### TASK PROMPT
Reproduce each record below exactly as written.

Recorded data
○ ○ ○
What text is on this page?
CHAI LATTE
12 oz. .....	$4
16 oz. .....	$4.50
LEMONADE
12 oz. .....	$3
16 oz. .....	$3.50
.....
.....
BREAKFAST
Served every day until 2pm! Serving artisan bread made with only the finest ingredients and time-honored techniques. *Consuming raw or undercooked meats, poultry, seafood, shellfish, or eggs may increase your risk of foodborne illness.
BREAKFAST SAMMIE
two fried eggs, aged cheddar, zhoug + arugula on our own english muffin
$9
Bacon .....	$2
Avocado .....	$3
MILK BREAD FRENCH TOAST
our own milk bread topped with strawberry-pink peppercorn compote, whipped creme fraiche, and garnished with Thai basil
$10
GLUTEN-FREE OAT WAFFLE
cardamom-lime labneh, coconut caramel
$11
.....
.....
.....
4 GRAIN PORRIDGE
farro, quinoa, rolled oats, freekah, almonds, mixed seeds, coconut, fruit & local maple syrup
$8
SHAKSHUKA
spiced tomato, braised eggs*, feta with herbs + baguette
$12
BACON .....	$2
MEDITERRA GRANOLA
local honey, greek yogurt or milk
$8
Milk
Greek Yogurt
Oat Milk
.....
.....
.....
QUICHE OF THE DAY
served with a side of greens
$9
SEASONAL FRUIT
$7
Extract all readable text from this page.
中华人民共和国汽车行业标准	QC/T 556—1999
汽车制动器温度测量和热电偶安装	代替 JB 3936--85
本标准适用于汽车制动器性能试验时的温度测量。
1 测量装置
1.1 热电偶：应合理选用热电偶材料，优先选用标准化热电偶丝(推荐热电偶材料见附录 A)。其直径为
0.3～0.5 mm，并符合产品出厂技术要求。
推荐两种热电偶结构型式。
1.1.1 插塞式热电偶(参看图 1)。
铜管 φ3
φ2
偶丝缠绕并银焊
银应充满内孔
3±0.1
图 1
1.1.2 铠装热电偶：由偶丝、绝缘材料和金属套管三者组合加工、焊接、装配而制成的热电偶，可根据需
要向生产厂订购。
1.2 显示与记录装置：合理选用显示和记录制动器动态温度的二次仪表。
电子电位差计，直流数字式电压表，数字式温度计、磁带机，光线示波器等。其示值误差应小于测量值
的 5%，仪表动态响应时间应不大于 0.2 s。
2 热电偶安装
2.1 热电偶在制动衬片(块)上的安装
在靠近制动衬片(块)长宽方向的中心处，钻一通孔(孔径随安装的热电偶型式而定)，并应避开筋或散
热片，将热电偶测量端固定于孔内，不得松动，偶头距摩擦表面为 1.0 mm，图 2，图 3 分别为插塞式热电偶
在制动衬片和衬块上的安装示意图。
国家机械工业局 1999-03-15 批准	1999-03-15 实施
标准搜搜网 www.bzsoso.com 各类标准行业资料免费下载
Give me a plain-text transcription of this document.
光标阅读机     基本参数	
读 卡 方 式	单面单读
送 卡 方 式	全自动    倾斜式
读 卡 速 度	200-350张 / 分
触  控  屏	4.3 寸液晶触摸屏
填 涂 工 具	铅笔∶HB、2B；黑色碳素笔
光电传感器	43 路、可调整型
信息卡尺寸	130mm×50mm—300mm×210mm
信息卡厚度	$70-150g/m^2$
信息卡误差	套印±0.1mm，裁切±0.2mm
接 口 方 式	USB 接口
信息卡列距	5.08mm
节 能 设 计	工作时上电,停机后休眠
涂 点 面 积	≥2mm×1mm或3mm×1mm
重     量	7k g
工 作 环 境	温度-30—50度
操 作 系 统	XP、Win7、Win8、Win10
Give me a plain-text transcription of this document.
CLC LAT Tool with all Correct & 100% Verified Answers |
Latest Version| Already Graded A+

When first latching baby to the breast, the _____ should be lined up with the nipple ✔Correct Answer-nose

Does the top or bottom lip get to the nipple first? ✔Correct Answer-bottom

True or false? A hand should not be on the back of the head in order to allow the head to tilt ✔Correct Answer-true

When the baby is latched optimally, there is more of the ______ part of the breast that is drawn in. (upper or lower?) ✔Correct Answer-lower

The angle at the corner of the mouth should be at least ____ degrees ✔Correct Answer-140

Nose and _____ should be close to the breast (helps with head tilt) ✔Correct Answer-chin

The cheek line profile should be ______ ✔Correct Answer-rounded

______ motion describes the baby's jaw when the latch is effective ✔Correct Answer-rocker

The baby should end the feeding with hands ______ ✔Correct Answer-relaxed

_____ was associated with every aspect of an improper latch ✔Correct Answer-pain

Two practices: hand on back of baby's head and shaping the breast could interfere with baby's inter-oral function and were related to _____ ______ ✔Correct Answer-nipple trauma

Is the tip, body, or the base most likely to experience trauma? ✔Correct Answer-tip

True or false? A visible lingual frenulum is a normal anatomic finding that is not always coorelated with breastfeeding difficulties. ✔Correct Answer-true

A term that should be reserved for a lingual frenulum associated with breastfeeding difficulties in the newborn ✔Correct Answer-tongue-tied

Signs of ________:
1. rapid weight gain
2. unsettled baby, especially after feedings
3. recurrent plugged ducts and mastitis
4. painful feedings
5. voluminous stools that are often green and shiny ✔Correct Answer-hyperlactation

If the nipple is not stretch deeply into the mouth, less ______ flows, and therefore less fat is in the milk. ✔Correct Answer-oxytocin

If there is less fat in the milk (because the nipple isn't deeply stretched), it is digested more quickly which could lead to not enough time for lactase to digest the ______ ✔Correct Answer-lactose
○ ○ ○
### EXERCISE RESPONSE
What text is on this page?
CHAI LATTE
12 oz. .....	$4
16 oz. .....	$4.50
LEMONADE
12 oz. .....	$3
16 oz. .....	$3.50
.....
.....
BREAKFAST
Served every day until 2pm! Serving artisan bread made with only the finest ingredients and time-honored techniques. *Consuming raw or undercooked meats, poultry, seafood, shellfish, or eggs may increase your risk of foodborne illness.
BREAKFAST SAMMIE
two fried eggs, aged cheddar, zhoug + arugula on our own english muffin
$9
Bacon .....	$2
Avocado .....	$3
MILK BREAD FRENCH TOAST
our own milk bread topped with strawberry-pink peppercorn compote, whipped creme fraiche, and garnished with Thai basil
$10
GLUTEN-FREE OAT WAFFLE
cardamom-lime labneh, coconut caramel
$11
.....
.....
.....
4 GRAIN PORRIDGE
farro, quinoa, rolled oats, freekah, almonds, mixed seeds, coconut, fruit & local maple syrup
$8
SHAKSHUKA
spiced tomato, braised eggs*, feta with herbs + baguette
$12
BACON .....	$2
MEDITERRA GRANOLA
local honey, greek yogurt or milk
$8
Milk
Greek Yogurt
Oat Milk
.....
.....
.....
QUICHE OF THE DAY
served with a side of greens
$9
SEASONAL FRUIT
$7
Extract all readable text from this page.
中华人民共和国汽车行业标准	QC/T 556—1999
汽车制动器温度测量和热电偶安装	代替 JB 3936--85
本标准适用于汽车制动器性能试验时的温度测量。
1 测量装置
1.1 热电偶：应合理选用热电偶材料，优先选用标准化热电偶丝(推荐热电偶材料见附录 A)。其直径为
0.3～0.5 mm，并符合产品出厂技术要求。
推荐两种热电偶结构型式。
1.1.1 插塞式热电偶(参看图 1)。
铜管 φ3
φ2
偶丝缠绕并银焊
银应充满内孔
3±0.1
图 1
1.1.2 铠装热电偶：由偶丝、绝缘材料和金属套管三者组合加工、焊接、装配而制成的热电偶，可根据需
要向生产厂订购。
1.2 显示与记录装置：合理选用显示和记录制动器动态温度的二次仪表。
电子电位差计，直流数字式电压表，数字式温度计、磁带机，光线示波器等。其示值误差应小于测量值
的 5%，仪表动态响应时间应不大于 0.2 s。
2 热电偶安装
2.1 热电偶在制动衬片(块)上的安装
在靠近制动衬片(块)长宽方向的中心处，钻一通孔(孔径随安装的热电偶型式而定)，并应避开筋或散
热片，将热电偶测量端固定于孔内，不得松动，偶头距摩擦表面为 1.0 mm，图 2，图 3 分别为插塞式热电偶
在制动衬片和衬块上的安装示意图。
国家机械工业局 1999-03-15 批准	1999-03-15 实施
标准搜搜网 www.bzsoso.com 各类标准行业资料免费下载
Give me a plain-text transcription of this document.
光标阅读机     基本参数	
读 卡 方 式	单面单读
送 卡 方 式	全自动    倾斜式
读 卡 速 度	200-350张 / 分
触  控  屏	4.3 寸液晶触摸屏
填 涂 工 具	铅笔∶HB、2B；黑色碳素笔
光电传感器	43 路、可调整型
信息卡尺寸	130mm×50mm—300mm×210mm
信息卡厚度	$70-150g/m^2$
信息卡误差	套印±0.1mm，裁切±0.2mm
接 口 方 式	USB 接口
信息卡列距	5.08mm
节 能 设 计	工作时上电,停机后休眠
涂 点 面 积	≥2mm×1mm或3mm×1mm
重     量	7k g
工 作 环 境	温度-30—50度
操 作 系 统	XP、Win7、Win8、Win10
Give me a plain-text transcription of this document.
CLC LAT Tool with all Correct & 100% Verified Answers |
Latest Version| Already Graded A+

When first latching baby to the breast, the _____ should be lined up with the nipple ✔Correct Answer-nose

Does the top or bottom lip get to the nipple first? ✔Correct Answer-bottom

True or false? A hand should not be on the back of the head in order to allow the head to tilt ✔Correct Answer-true

When the baby is latched optimally, there is more of the ______ part of the breast that is drawn in. (upper or lower?) ✔Correct Answer-lower

The angle at the corner of the mouth should be at least ____ degrees ✔Correct Answer-140

Nose and _____ should be close to the breast (helps with head tilt) ✔Correct Answer-chin

The cheek line profile should be ______ ✔Correct Answer-rounded

______ motion describes the baby's jaw when the latch is effective ✔Correct Answer-rocker

The baby should end the feeding with hands ______ ✔Correct Answer-relaxed

_____ was associated with every aspect of an improper latch ✔Correct Answer-pain

Two practices: hand on back of baby's head and shaping the breast could interfere with baby's inter-oral function and were related to _____ ______ ✔Correct Answer-nipple trauma

Is the tip, body, or the base most likely to experience trauma? ✔Correct Answer-tip

True or false? A visible lingual frenulum is a normal anatomic finding that is not always coorelated with breastfeeding difficulties. ✔Correct Answer-true

A term that should be reserved for a lingual frenulum associated with breastfeeding difficulties in the newborn ✔Correct Answer-tongue-tied

Signs of ________:
1. rapid weight gain
2. unsettled baby, especially after feedings
3. recurrent plugged ducts and mastitis
4. painful feedings
5. voluminous stools that are often green and shiny ✔Correct Answer-hyperlactation

If the nipple is not stretch deeply into the mouth, less ______ flows, and therefore less fat is in the milk. ✔Correct Answer-oxytocin

If there is less fat in the milk (because the nipple isn't deeply stretched), it is digested more quickly which could lead to not enough time for lactase to digest the ______ ✔Correct Answer-lactose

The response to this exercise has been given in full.